**** THE RECORDS ****

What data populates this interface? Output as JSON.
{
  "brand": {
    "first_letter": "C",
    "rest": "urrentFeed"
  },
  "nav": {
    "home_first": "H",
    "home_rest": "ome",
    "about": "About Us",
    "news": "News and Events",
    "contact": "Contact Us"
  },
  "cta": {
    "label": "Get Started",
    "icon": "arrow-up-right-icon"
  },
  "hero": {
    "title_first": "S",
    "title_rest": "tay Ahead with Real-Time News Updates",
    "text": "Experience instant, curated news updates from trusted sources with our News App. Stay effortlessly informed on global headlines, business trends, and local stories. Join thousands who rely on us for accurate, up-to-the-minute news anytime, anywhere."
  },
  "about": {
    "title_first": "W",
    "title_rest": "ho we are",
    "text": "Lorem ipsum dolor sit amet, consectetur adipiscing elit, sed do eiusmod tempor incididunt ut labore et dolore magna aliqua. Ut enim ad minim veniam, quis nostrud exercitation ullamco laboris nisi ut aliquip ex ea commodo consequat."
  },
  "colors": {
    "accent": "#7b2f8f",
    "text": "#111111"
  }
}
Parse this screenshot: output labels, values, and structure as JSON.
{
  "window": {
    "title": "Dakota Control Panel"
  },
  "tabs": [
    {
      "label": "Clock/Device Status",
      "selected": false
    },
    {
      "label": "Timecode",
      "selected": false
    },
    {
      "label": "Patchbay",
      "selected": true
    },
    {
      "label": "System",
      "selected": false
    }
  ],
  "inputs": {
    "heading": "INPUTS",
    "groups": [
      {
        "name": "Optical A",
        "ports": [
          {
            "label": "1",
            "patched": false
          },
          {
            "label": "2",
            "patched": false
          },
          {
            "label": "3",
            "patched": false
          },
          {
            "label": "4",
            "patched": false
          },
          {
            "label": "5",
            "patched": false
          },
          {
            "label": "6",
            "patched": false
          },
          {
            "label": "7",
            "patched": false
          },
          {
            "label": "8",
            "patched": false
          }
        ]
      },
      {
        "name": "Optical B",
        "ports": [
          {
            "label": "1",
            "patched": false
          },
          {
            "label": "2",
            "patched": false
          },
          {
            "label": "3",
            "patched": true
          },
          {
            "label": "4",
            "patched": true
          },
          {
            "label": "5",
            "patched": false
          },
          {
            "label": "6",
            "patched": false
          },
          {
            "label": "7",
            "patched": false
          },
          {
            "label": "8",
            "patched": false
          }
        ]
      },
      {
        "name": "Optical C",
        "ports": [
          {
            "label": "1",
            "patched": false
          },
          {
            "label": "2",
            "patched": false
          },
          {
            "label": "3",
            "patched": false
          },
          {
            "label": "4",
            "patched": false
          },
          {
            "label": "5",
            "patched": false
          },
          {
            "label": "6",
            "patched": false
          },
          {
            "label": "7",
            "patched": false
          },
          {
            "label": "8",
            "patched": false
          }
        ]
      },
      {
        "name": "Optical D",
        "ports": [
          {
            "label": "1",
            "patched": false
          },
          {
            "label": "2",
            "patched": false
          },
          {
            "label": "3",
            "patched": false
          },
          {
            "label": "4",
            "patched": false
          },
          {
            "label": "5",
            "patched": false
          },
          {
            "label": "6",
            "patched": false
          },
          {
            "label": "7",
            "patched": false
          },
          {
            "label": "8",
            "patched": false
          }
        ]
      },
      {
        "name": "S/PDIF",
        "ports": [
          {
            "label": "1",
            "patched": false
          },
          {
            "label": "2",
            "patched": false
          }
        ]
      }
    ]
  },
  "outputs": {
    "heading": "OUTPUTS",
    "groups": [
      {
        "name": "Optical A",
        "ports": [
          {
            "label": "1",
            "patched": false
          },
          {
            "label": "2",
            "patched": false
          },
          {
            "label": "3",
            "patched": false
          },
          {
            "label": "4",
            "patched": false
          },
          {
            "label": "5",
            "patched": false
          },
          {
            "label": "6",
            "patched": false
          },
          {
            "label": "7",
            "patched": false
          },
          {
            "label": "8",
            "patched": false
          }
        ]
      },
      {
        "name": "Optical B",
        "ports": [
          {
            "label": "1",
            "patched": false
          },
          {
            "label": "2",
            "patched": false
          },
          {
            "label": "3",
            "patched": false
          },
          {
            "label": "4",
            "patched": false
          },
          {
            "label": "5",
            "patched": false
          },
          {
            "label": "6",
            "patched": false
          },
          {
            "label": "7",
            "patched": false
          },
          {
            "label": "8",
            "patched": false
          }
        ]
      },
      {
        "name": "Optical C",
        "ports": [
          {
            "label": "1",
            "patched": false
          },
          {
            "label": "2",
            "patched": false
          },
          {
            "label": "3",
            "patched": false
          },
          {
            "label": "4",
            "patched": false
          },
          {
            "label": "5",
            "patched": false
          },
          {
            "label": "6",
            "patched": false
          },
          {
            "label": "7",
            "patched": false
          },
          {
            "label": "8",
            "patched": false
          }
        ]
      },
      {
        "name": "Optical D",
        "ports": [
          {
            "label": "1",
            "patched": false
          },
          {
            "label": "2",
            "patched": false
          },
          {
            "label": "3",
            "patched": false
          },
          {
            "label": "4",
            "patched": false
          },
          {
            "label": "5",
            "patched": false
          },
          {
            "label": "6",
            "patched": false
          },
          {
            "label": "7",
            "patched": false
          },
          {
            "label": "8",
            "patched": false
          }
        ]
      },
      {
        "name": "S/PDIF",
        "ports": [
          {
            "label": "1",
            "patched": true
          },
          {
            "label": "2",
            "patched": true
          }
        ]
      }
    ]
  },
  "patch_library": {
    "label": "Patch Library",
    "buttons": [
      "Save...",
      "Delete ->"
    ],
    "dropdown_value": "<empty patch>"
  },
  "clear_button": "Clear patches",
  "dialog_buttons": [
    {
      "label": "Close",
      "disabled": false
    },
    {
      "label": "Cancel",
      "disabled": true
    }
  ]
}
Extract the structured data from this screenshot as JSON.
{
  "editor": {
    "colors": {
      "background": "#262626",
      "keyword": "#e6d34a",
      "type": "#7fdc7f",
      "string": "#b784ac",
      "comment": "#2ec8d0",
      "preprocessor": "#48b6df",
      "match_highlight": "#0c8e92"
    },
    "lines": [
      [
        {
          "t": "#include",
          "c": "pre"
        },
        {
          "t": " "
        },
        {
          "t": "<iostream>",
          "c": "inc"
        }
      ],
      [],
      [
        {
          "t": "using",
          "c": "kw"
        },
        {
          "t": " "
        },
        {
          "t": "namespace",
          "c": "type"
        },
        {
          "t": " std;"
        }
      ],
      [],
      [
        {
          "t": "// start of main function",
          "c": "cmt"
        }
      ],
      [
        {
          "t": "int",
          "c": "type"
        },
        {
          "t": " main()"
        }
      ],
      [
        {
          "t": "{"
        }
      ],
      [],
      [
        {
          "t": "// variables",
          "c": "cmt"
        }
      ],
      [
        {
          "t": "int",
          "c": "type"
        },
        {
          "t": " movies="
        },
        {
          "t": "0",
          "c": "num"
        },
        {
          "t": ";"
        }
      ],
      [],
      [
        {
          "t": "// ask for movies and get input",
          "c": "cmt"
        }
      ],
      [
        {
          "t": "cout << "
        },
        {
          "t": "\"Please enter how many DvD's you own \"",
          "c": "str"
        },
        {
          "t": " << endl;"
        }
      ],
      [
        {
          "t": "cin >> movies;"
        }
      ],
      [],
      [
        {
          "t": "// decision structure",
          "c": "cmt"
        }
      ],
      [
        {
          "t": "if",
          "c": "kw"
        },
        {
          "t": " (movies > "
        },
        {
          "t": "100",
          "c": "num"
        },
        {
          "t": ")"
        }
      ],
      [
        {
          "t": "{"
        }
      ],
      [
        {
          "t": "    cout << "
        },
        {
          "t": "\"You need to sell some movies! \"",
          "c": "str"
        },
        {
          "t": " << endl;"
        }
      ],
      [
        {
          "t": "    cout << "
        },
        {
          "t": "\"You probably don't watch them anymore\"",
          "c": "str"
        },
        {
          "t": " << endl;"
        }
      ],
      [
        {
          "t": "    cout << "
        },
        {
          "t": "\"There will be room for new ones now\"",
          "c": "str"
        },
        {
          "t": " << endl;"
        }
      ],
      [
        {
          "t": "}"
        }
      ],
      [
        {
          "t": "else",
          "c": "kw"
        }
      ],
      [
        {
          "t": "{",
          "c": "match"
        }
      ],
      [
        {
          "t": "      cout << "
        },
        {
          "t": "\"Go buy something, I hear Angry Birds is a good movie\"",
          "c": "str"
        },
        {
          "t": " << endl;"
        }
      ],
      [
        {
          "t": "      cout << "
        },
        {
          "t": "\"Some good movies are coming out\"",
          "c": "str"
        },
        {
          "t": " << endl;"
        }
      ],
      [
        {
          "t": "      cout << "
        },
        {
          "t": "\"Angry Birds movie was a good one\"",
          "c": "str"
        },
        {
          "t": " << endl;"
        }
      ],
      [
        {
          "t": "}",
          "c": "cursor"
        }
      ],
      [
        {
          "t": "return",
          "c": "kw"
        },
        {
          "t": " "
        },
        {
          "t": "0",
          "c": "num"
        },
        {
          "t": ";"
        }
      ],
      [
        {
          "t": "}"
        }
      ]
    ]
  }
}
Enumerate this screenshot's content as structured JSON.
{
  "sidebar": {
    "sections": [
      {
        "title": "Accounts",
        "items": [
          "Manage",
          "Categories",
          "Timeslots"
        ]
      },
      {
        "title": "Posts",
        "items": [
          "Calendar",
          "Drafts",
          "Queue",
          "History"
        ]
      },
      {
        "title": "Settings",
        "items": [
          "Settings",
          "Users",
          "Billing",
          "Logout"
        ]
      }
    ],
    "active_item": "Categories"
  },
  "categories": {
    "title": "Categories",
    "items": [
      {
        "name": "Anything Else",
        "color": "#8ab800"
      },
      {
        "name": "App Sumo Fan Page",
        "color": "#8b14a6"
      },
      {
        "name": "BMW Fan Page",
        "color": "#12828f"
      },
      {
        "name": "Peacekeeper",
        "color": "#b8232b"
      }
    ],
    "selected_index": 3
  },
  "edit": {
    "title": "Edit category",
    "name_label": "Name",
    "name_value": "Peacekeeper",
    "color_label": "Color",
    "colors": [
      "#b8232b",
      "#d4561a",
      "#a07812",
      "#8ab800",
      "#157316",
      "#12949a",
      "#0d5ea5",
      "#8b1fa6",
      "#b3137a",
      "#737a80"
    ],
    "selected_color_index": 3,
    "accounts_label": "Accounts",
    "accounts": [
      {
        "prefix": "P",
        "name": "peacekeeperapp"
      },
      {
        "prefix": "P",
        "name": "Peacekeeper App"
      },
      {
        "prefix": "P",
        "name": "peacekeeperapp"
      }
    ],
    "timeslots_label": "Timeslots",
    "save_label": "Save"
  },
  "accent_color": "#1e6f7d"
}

****

Work out how many lines in the records above contain the word "structured", and reply with that number alone.

2